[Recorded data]

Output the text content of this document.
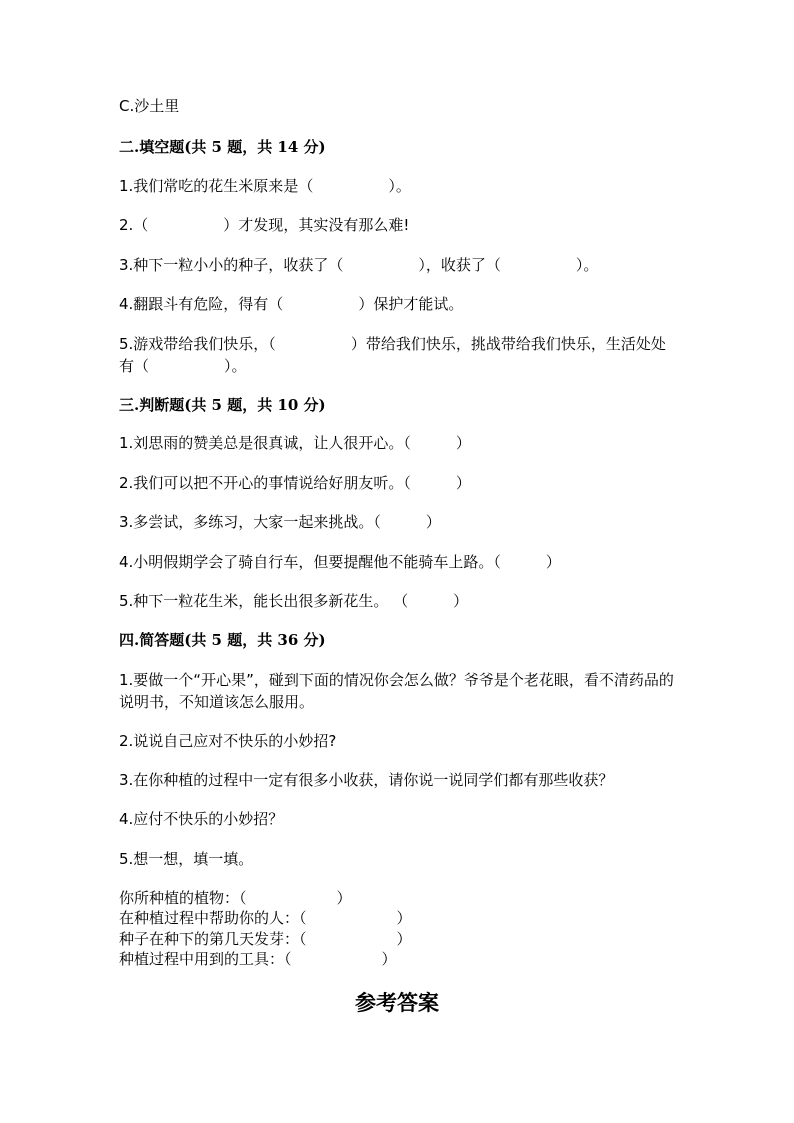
C.沙土里
二.填空题(共 5 题，共 14 分)
1.我们常吃的花生米原来是（　　　　　）。
2.（　　　　　）才发现，其实没有那么难!
3.种下一粒小小的种子，收获了（　　　　　），收获了（　　　　　）。
4.翻跟斗有危险，得有（　　　　　）保护才能试。
5.游戏带给我们快乐，（　　　　　）带给我们快乐，挑战带给我们快乐，生活处处有（　　　　　）。
三.判断题(共 5 题，共 10 分)
1.刘思雨的赞美总是很真诚，让人很开心。（　　　）
2.我们可以把不开心的事情说给好朋友听。（　　　）
3.多尝试，多练习，大家一起来挑战。（　　　）
4.小明假期学会了骑自行车，但要提醒他不能骑车上路。（　　　）
5.种下一粒花生米，能长出很多新花生。 （　　　）
四.简答题(共 5 题，共 36 分)
1.要做一个“开心果”，碰到下面的情况你会怎么做？爷爷是个老花眼，看不清药品的说明书，不知道该怎么服用。
2.说说自己应对不快乐的小妙招?
3.在你种植的过程中一定有很多小收获，请你说一说同学们都有那些收获？
4.应付不快乐的小妙招？
5.想一想，填一填。
你所种植的植物：（　　　　　　）
在种植过程中帮助你的人：（　　　　　　）
种子在种下的第几天发芽：（　　　　　　）
种植过程中用到的工具：（　　　　　　）
参考答案
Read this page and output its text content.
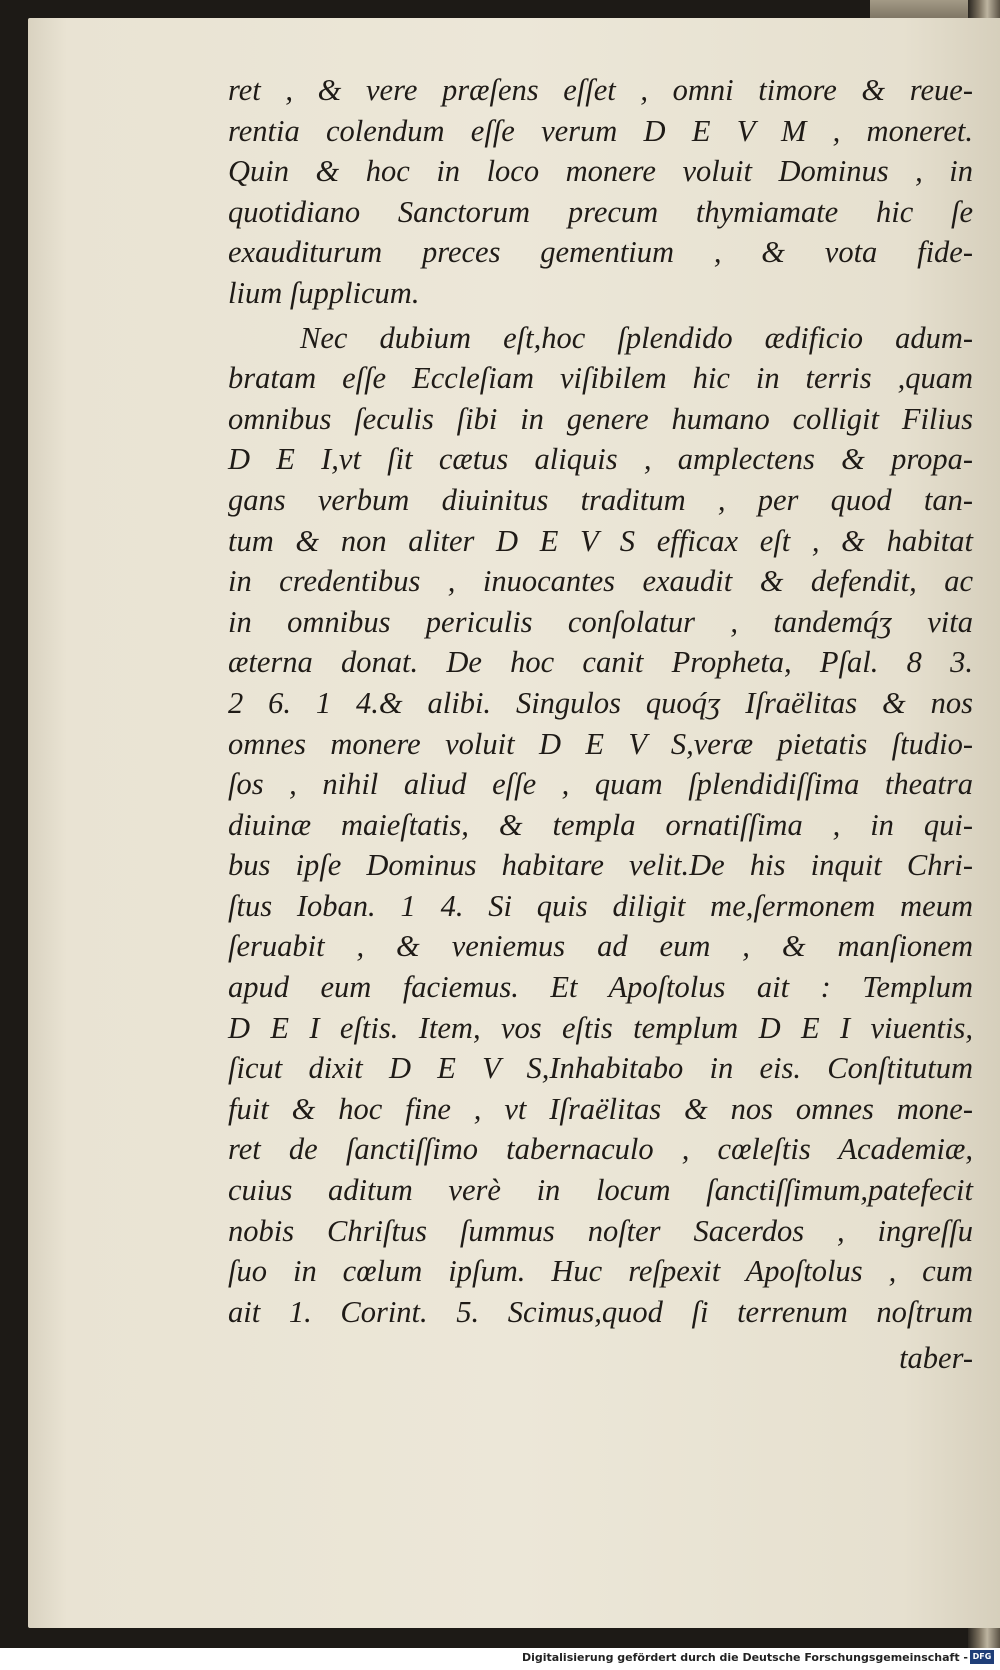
ret , & vere præſens eſſet , omni timore & reue-
rentia colendum eſſe verum D E V M , moneret.
Quin & hoc in loco monere voluit Dominus , in
quotidiano Sanctorum precum thymiamate hic ſe
exauditurum preces gementium , & vota fide-
lium ſupplicum.
Nec dubium eſt,hoc ſplendido ædificio adum-
bratam eſſe Eccleſiam viſibilem hic in terris ,quam
omnibus ſeculis ſibi in genere humano colligit Filius
D E I,vt ſit cætus aliquis , amplectens & propa-
gans verbum diuinitus traditum , per quod tan-
tum & non aliter D E V S efficax eſt , & habitat
in credentibus , inuocantes exaudit & defendit, ac
in omnibus periculis conſolatur , tandemq́ʒ vita
æterna donat. De hoc canit Propheta, Pſal. 8 3.
2 6. 1 4.& alibi. Singulos quoq́ʒ Iſraëlitas & nos
omnes monere voluit D E V S,veræ pietatis ſtudio-
ſos , nihil aliud eſſe , quam ſplendidiſſima theatra
diuinæ maieſtatis, & templa ornatiſſima , in qui-
bus ipſe Dominus habitare velit.De his inquit Chri-
ſtus Ioban. 1 4. Si quis diligit me,ſermonem meum
ſeruabit , & veniemus ad eum , & manſionem
apud eum faciemus. Et Apoſtolus ait : Templum
D E I eſtis. Item, vos eſtis templum D E I viuentis,
ſicut dixit D E V S,Inhabitabo in eis. Conſtitutum
fuit & hoc fine , vt Iſraëlitas & nos omnes mone-
ret de ſanctiſſimo tabernaculo , cœleſtis Academiæ,
cuius aditum verè in locum ſanctiſſimum,patefecit
nobis Chriſtus ſummus noſter Sacerdos , ingreſſu
ſuo in cœlum ipſum. Huc reſpexit Apoſtolus , cum
ait 1. Corint. 5. Scimus,quod ſi terrenum noſtrum
taber-
Digitalisierung gefördert durch die Deutsche Forschungsgemeinschaft - DFG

• TASK INSTRUCTIONS
Select the lines that carry the string "text" and copy them.

• WRITTEN RESPONSE
Output the text content of this document.
Read this page and output its text content.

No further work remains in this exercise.